- **What this task involves**
Return each line of the data below exactly, omitting any pictures.

- **Data for processing**
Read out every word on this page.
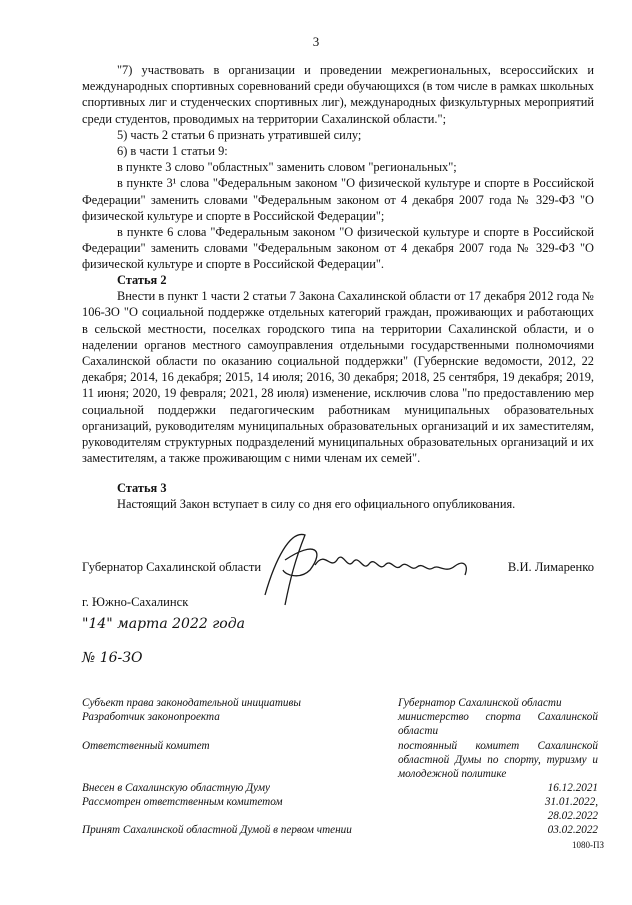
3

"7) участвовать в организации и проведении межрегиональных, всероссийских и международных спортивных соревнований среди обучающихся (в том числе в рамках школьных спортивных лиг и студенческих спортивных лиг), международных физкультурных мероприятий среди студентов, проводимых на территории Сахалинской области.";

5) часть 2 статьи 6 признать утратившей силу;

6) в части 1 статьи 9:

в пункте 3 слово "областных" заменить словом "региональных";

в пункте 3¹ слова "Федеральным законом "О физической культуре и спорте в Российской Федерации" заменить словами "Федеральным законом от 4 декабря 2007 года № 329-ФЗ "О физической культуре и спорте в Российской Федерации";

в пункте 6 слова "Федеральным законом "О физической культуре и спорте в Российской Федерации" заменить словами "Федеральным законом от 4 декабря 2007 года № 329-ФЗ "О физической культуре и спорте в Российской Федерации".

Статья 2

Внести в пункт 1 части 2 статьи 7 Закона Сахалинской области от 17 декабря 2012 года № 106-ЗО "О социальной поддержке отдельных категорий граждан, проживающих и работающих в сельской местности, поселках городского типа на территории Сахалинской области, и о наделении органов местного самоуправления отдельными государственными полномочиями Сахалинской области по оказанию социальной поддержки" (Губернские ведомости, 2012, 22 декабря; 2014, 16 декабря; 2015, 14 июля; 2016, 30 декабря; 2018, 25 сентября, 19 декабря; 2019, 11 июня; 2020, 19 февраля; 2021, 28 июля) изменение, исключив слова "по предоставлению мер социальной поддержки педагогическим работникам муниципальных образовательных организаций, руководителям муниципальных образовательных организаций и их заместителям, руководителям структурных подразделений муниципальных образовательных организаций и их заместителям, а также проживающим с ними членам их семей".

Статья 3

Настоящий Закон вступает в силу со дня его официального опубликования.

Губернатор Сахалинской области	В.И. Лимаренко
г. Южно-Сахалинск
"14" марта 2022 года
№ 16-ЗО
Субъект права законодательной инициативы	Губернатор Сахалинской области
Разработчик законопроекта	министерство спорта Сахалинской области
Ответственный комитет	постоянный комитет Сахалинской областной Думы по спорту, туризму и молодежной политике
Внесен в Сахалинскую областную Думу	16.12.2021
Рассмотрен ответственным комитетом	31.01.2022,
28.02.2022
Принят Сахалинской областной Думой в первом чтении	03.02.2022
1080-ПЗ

- **Complete output**
Read out every word on this page.
3

"7) участвовать в организации и проведении межрегиональных, всероссийских и международных спортивных соревнований среди обучающихся (в том числе в рамках школьных спортивных лиг и студенческих спортивных лиг), международных физкультурных мероприятий среди студентов, проводимых на территории Сахалинской области.";

5) часть 2 статьи 6 признать утратившей силу;

6) в части 1 статьи 9:

в пункте 3 слово "областных" заменить словом "региональных";

в пункте 3¹ слова "Федеральным законом "О физической культуре и спорте в Российской Федерации" заменить словами "Федеральным законом от 4 декабря 2007 года № 329-ФЗ "О физической культуре и спорте в Российской Федерации";

в пункте 6 слова "Федеральным законом "О физической культуре и спорте в Российской Федерации" заменить словами "Федеральным законом от 4 декабря 2007 года № 329-ФЗ "О физической культуре и спорте в Российской Федерации".

Статья 2

Внести в пункт 1 части 2 статьи 7 Закона Сахалинской области от 17 декабря 2012 года № 106-ЗО "О социальной поддержке отдельных категорий граждан, проживающих и работающих в сельской местности, поселках городского типа на территории Сахалинской области, и о наделении органов местного самоуправления отдельными государственными полномочиями Сахалинской области по оказанию социальной поддержки" (Губернские ведомости, 2012, 22 декабря; 2014, 16 декабря; 2015, 14 июля; 2016, 30 декабря; 2018, 25 сентября, 19 декабря; 2019, 11 июня; 2020, 19 февраля; 2021, 28 июля) изменение, исключив слова "по предоставлению мер социальной поддержки педагогическим работникам муниципальных образовательных организаций, руководителям муниципальных образовательных организаций и их заместителям, руководителям структурных подразделений муниципальных образовательных организаций и их заместителям, а также проживающим с ними членам их семей".

Статья 3

Настоящий Закон вступает в силу со дня его официального опубликования.

Губернатор Сахалинской области	В.И. Лимаренко
г. Южно-Сахалинск
"14" марта 2022 года
№ 16-ЗО
Субъект права законодательной инициативы	Губернатор Сахалинской области
Разработчик законопроекта	министерство спорта Сахалинской области
Ответственный комитет	постоянный комитет Сахалинской областной Думы по спорту, туризму и молодежной политике
Внесен в Сахалинскую областную Думу	16.12.2021
Рассмотрен ответственным комитетом	31.01.2022,
28.02.2022
Принят Сахалинской областной Думой в первом чтении	03.02.2022
1080-ПЗ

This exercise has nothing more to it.